TO DO: Your task is to transcribe all of the data below exactly, omitting the images.
>> begin GIVEN DATA
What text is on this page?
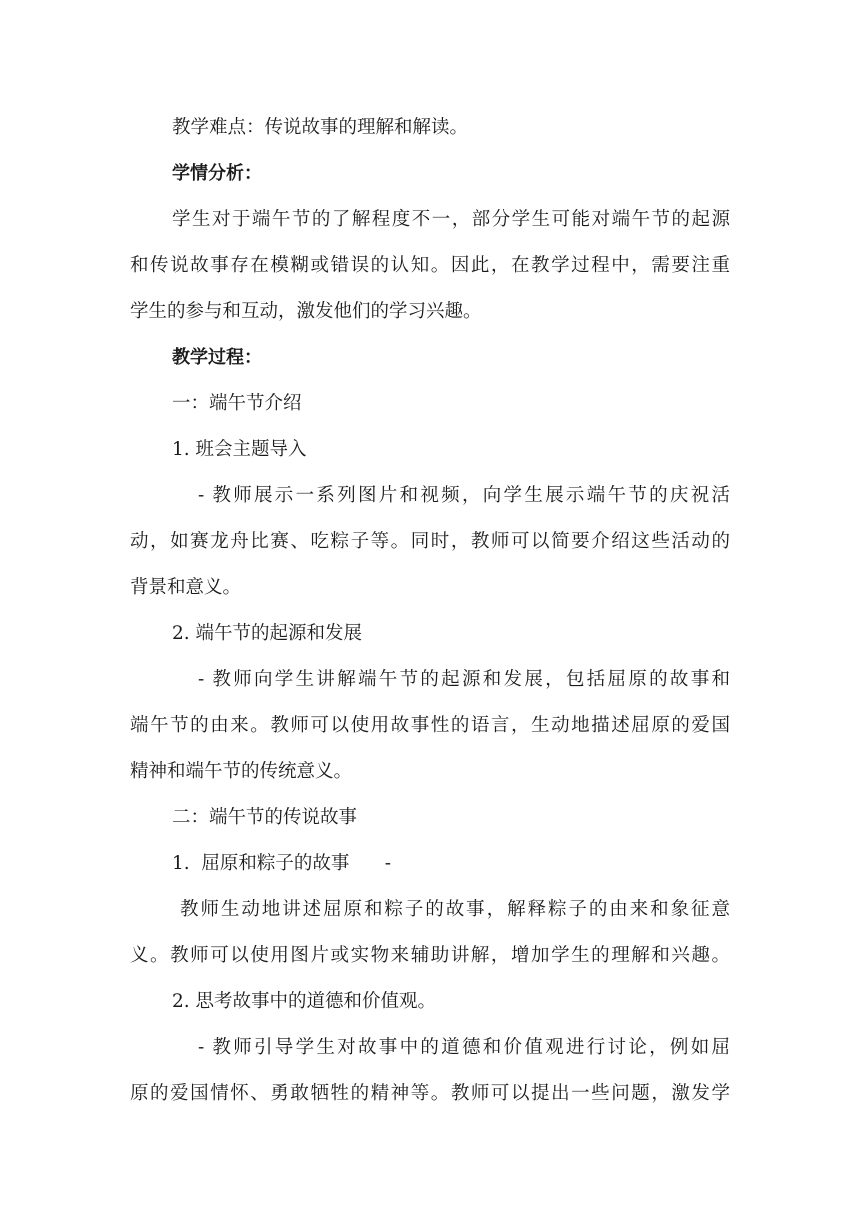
教学难点：传说故事的理解和解读。
学情分析：
学生对于端午节的了解程度不一，部分学生可能对端午节的起源
和传说故事存在模糊或错误的认知。因此，在教学过程中，需要注重
学生的参与和互动，激发他们的学习兴趣。
教学过程：
一：端午节介绍
1. 班会主题导入
- 教师展示一系列图片和视频，向学生展示端午节的庆祝活
动，如赛龙舟比赛、吃粽子等。同时，教师可以简要介绍这些活动的
背景和意义。
2. 端午节的起源和发展
- 教师向学生讲解端午节的起源和发展，包括屈原的故事和
端午节的由来。教师可以使用故事性的语言，生动地描述屈原的爱国
精神和端午节的传统意义。
二：端午节的传说故事
1.  屈原和粽子的故事      -
教师生动地讲述屈原和粽子的故事，解释粽子的由来和象征意
义。教师可以使用图片或实物来辅助讲解，增加学生的理解和兴趣。
2. 思考故事中的道德和价值观。
- 教师引导学生对故事中的道德和价值观进行讨论，例如屈
原的爱国情怀、勇敢牺牲的精神等。教师可以提出一些问题，激发学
>> end GIVEN DATA
FULL RESPONSE:
What text is on this page?
教学难点：传说故事的理解和解读。
学情分析：
学生对于端午节的了解程度不一，部分学生可能对端午节的起源
和传说故事存在模糊或错误的认知。因此，在教学过程中，需要注重
学生的参与和互动，激发他们的学习兴趣。
教学过程：
一：端午节介绍
1. 班会主题导入
- 教师展示一系列图片和视频，向学生展示端午节的庆祝活
动，如赛龙舟比赛、吃粽子等。同时，教师可以简要介绍这些活动的
背景和意义。
2. 端午节的起源和发展
- 教师向学生讲解端午节的起源和发展，包括屈原的故事和
端午节的由来。教师可以使用故事性的语言，生动地描述屈原的爱国
精神和端午节的传统意义。
二：端午节的传说故事
1.  屈原和粽子的故事      -
教师生动地讲述屈原和粽子的故事，解释粽子的由来和象征意
义。教师可以使用图片或实物来辅助讲解，增加学生的理解和兴趣。
2. 思考故事中的道德和价值观。
- 教师引导学生对故事中的道德和价值观进行讨论，例如屈
原的爱国情怀、勇敢牺牲的精神等。教师可以提出一些问题，激发学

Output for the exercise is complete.